The exercise:
Pick out every line that holds the string "along" and copy it.

Source material:
---------------

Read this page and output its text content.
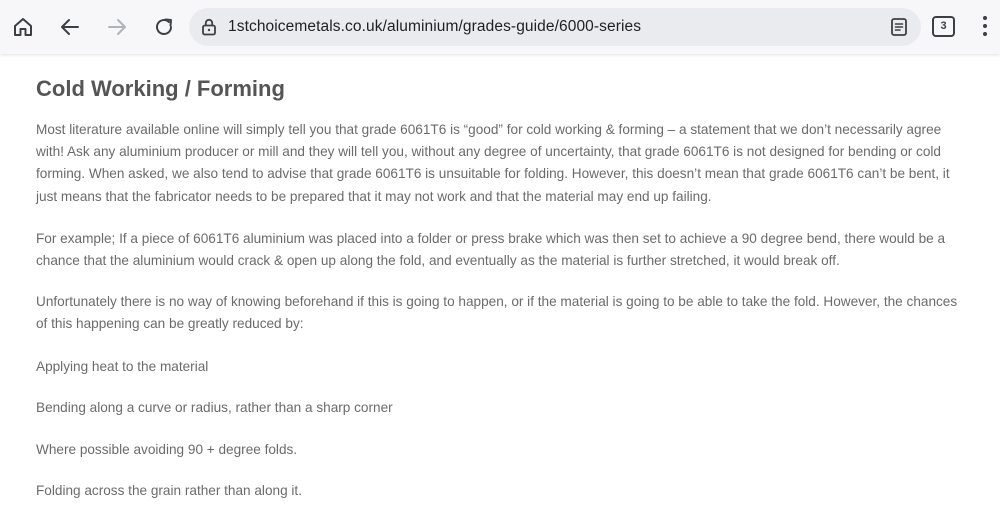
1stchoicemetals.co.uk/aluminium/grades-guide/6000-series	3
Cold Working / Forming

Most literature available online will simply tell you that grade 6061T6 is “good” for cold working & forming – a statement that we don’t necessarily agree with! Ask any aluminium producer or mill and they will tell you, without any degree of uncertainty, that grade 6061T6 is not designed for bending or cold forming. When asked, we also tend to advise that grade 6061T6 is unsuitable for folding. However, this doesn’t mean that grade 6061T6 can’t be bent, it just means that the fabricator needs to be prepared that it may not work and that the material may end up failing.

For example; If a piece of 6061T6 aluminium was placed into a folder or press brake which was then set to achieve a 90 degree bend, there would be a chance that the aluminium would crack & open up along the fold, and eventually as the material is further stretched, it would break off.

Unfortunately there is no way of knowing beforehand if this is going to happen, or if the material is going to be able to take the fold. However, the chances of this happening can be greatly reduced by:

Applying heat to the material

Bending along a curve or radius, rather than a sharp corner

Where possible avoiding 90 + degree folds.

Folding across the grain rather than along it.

---------------

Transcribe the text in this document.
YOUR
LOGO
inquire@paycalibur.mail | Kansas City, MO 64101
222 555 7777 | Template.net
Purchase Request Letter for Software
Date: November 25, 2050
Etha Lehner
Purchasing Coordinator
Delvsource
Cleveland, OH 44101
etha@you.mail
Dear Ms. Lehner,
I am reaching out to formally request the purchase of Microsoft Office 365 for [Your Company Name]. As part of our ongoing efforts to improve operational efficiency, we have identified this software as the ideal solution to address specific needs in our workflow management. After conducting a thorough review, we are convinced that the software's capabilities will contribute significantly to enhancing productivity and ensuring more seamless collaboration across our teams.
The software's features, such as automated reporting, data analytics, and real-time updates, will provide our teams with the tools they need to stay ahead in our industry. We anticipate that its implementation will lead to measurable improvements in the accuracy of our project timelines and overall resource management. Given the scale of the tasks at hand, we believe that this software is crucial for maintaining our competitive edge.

---------------

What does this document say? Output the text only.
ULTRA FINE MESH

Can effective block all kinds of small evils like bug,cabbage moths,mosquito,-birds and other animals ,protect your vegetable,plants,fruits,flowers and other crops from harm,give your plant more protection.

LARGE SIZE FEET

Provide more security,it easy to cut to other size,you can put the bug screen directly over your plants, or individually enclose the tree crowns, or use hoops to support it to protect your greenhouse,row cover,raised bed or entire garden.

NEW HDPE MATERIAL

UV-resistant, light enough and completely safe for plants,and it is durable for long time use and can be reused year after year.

---------------

Output below:
For example; If a piece of 6061T6 aluminium was placed into a folder or press brake which was then set to achieve a 90 degree bend, there would be a chance that the aluminium would crack & open up along the fold, and eventually as the material is further stretched, it would break off.
Bending along a curve or radius, rather than a sharp corner
Folding across the grain rather than along it.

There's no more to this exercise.